[Stated problem]:
Print each of the entries exactly, leaving nothing out.

*** Extracted data ***

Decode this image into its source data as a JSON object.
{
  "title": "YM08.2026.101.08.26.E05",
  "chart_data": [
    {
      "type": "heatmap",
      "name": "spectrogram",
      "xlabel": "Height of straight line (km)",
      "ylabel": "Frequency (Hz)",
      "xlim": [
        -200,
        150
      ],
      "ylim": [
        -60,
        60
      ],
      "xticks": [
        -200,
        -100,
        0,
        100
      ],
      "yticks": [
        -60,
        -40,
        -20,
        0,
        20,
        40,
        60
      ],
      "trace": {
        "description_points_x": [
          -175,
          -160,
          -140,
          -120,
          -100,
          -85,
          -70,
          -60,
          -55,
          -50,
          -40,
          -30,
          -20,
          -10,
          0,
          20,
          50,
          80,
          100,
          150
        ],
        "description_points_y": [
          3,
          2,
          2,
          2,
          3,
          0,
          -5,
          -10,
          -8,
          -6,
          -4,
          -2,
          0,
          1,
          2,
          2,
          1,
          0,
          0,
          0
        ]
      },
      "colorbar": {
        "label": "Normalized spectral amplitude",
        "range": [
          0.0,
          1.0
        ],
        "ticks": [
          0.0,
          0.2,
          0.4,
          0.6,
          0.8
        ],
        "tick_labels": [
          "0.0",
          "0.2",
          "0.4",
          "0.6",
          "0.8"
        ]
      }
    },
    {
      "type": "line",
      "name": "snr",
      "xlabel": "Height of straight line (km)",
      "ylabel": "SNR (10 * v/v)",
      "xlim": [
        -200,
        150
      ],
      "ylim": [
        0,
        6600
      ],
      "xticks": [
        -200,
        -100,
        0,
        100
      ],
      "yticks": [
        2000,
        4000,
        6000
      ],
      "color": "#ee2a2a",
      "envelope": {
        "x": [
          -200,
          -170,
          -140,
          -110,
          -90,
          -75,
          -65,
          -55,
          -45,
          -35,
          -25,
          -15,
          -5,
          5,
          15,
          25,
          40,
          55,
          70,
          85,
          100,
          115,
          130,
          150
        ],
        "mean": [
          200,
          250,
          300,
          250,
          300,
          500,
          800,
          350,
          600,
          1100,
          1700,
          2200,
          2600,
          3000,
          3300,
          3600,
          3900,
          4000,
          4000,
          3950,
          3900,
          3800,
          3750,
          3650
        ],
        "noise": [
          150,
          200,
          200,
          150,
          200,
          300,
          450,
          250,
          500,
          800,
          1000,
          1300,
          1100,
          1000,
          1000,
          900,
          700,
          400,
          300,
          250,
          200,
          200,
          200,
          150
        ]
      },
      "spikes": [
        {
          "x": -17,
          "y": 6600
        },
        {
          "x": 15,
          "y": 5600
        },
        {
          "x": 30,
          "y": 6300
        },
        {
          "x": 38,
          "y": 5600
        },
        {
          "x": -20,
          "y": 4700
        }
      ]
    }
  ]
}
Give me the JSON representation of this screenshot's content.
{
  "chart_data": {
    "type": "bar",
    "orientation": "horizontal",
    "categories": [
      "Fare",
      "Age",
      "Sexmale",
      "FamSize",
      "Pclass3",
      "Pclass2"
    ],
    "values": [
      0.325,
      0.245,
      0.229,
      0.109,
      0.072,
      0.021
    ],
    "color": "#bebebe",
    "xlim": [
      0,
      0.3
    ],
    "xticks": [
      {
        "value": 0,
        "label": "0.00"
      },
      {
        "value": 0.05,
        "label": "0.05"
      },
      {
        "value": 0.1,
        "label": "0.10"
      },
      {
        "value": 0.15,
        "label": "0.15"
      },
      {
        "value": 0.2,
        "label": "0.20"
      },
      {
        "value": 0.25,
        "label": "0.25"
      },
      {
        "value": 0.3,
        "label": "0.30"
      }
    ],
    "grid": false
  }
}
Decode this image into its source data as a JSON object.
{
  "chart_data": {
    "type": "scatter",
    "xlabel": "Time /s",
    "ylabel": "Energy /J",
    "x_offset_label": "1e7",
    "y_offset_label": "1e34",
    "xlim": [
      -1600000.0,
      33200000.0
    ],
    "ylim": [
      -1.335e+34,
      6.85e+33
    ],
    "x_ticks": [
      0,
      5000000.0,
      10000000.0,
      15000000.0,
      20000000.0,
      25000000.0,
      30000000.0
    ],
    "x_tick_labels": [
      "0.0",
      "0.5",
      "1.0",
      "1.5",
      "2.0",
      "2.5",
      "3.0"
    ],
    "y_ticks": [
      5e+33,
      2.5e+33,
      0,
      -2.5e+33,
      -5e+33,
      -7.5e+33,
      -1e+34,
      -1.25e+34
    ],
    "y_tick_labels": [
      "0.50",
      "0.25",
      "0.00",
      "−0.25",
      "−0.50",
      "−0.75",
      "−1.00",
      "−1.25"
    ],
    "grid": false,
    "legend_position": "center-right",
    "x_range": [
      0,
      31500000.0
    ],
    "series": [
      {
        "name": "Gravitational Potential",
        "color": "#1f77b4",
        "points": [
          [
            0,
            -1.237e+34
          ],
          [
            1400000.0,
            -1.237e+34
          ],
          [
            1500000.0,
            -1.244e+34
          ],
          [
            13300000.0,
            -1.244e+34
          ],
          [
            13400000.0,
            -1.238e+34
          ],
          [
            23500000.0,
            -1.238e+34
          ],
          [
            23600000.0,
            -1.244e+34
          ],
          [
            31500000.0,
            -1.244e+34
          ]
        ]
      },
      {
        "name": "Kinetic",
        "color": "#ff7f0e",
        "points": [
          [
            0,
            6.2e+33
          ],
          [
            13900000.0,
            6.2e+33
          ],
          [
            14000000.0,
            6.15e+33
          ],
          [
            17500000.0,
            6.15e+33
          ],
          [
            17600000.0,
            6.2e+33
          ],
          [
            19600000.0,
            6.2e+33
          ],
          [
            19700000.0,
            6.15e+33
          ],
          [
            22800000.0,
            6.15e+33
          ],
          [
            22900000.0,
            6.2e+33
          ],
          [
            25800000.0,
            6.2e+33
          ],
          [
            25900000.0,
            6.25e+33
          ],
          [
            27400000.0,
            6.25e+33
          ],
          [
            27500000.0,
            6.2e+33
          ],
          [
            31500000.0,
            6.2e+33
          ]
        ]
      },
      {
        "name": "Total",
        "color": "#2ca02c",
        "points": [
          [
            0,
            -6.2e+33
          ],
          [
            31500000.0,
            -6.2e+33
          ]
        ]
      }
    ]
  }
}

***

[Answer to the exercise]:
Decode this image into its source data as a JSON object.
{
  "title": "YM08.2026.101.08.26.E05",
  "chart_data": [
    {
      "type": "heatmap",
      "name": "spectrogram",
      "xlabel": "Height of straight line (km)",
      "ylabel": "Frequency (Hz)",
      "xlim": [
        -200,
        150
      ],
      "ylim": [
        -60,
        60
      ],
      "xticks": [
        -200,
        -100,
        0,
        100
      ],
      "yticks": [
        -60,
        -40,
        -20,
        0,
        20,
        40,
        60
      ],
      "trace": {
        "description_points_x": [
          -175,
          -160,
          -140,
          -120,
          -100,
          -85,
          -70,
          -60,
          -55,
          -50,
          -40,
          -30,
          -20,
          -10,
          0,
          20,
          50,
          80,
          100,
          150
        ],
        "description_points_y": [
          3,
          2,
          2,
          2,
          3,
          0,
          -5,
          -10,
          -8,
          -6,
          -4,
          -2,
          0,
          1,
          2,
          2,
          1,
          0,
          0,
          0
        ]
      },
      "colorbar": {
        "label": "Normalized spectral amplitude",
        "range": [
          0.0,
          1.0
        ],
        "ticks": [
          0.0,
          0.2,
          0.4,
          0.6,
          0.8
        ],
        "tick_labels": [
          "0.0",
          "0.2",
          "0.4",
          "0.6",
          "0.8"
        ]
      }
    },
    {
      "type": "line",
      "name": "snr",
      "xlabel": "Height of straight line (km)",
      "ylabel": "SNR (10 * v/v)",
      "xlim": [
        -200,
        150
      ],
      "ylim": [
        0,
        6600
      ],
      "xticks": [
        -200,
        -100,
        0,
        100
      ],
      "yticks": [
        2000,
        4000,
        6000
      ],
      "color": "#ee2a2a",
      "envelope": {
        "x": [
          -200,
          -170,
          -140,
          -110,
          -90,
          -75,
          -65,
          -55,
          -45,
          -35,
          -25,
          -15,
          -5,
          5,
          15,
          25,
          40,
          55,
          70,
          85,
          100,
          115,
          130,
          150
        ],
        "mean": [
          200,
          250,
          300,
          250,
          300,
          500,
          800,
          350,
          600,
          1100,
          1700,
          2200,
          2600,
          3000,
          3300,
          3600,
          3900,
          4000,
          4000,
          3950,
          3900,
          3800,
          3750,
          3650
        ],
        "noise": [
          150,
          200,
          200,
          150,
          200,
          300,
          450,
          250,
          500,
          800,
          1000,
          1300,
          1100,
          1000,
          1000,
          900,
          700,
          400,
          300,
          250,
          200,
          200,
          200,
          150
        ]
      },
      "spikes": [
        {
          "x": -17,
          "y": 6600
        },
        {
          "x": 15,
          "y": 5600
        },
        {
          "x": 30,
          "y": 6300
        },
        {
          "x": 38,
          "y": 5600
        },
        {
          "x": -20,
          "y": 4700
        }
      ]
    }
  ]
}
Give me the JSON representation of this screenshot's content.
{
  "chart_data": {
    "type": "bar",
    "orientation": "horizontal",
    "categories": [
      "Fare",
      "Age",
      "Sexmale",
      "FamSize",
      "Pclass3",
      "Pclass2"
    ],
    "values": [
      0.325,
      0.245,
      0.229,
      0.109,
      0.072,
      0.021
    ],
    "color": "#bebebe",
    "xlim": [
      0,
      0.3
    ],
    "xticks": [
      {
        "value": 0,
        "label": "0.00"
      },
      {
        "value": 0.05,
        "label": "0.05"
      },
      {
        "value": 0.1,
        "label": "0.10"
      },
      {
        "value": 0.15,
        "label": "0.15"
      },
      {
        "value": 0.2,
        "label": "0.20"
      },
      {
        "value": 0.25,
        "label": "0.25"
      },
      {
        "value": 0.3,
        "label": "0.30"
      }
    ],
    "grid": false
  }
}
Decode this image into its source data as a JSON object.
{
  "chart_data": {
    "type": "scatter",
    "xlabel": "Time /s",
    "ylabel": "Energy /J",
    "x_offset_label": "1e7",
    "y_offset_label": "1e34",
    "xlim": [
      -1600000.0,
      33200000.0
    ],
    "ylim": [
      -1.335e+34,
      6.85e+33
    ],
    "x_ticks": [
      0,
      5000000.0,
      10000000.0,
      15000000.0,
      20000000.0,
      25000000.0,
      30000000.0
    ],
    "x_tick_labels": [
      "0.0",
      "0.5",
      "1.0",
      "1.5",
      "2.0",
      "2.5",
      "3.0"
    ],
    "y_ticks": [
      5e+33,
      2.5e+33,
      0,
      -2.5e+33,
      -5e+33,
      -7.5e+33,
      -1e+34,
      -1.25e+34
    ],
    "y_tick_labels": [
      "0.50",
      "0.25",
      "0.00",
      "−0.25",
      "−0.50",
      "−0.75",
      "−1.00",
      "−1.25"
    ],
    "grid": false,
    "legend_position": "center-right",
    "x_range": [
      0,
      31500000.0
    ],
    "series": [
      {
        "name": "Gravitational Potential",
        "color": "#1f77b4",
        "points": [
          [
            0,
            -1.237e+34
          ],
          [
            1400000.0,
            -1.237e+34
          ],
          [
            1500000.0,
            -1.244e+34
          ],
          [
            13300000.0,
            -1.244e+34
          ],
          [
            13400000.0,
            -1.238e+34
          ],
          [
            23500000.0,
            -1.238e+34
          ],
          [
            23600000.0,
            -1.244e+34
          ],
          [
            31500000.0,
            -1.244e+34
          ]
        ]
      },
      {
        "name": "Kinetic",
        "color": "#ff7f0e",
        "points": [
          [
            0,
            6.2e+33
          ],
          [
            13900000.0,
            6.2e+33
          ],
          [
            14000000.0,
            6.15e+33
          ],
          [
            17500000.0,
            6.15e+33
          ],
          [
            17600000.0,
            6.2e+33
          ],
          [
            19600000.0,
            6.2e+33
          ],
          [
            19700000.0,
            6.15e+33
          ],
          [
            22800000.0,
            6.15e+33
          ],
          [
            22900000.0,
            6.2e+33
          ],
          [
            25800000.0,
            6.2e+33
          ],
          [
            25900000.0,
            6.25e+33
          ],
          [
            27400000.0,
            6.25e+33
          ],
          [
            27500000.0,
            6.2e+33
          ],
          [
            31500000.0,
            6.2e+33
          ]
        ]
      },
      {
        "name": "Total",
        "color": "#2ca02c",
        "points": [
          [
            0,
            -6.2e+33
          ],
          [
            31500000.0,
            -6.2e+33
          ]
        ]
      }
    ]
  }
}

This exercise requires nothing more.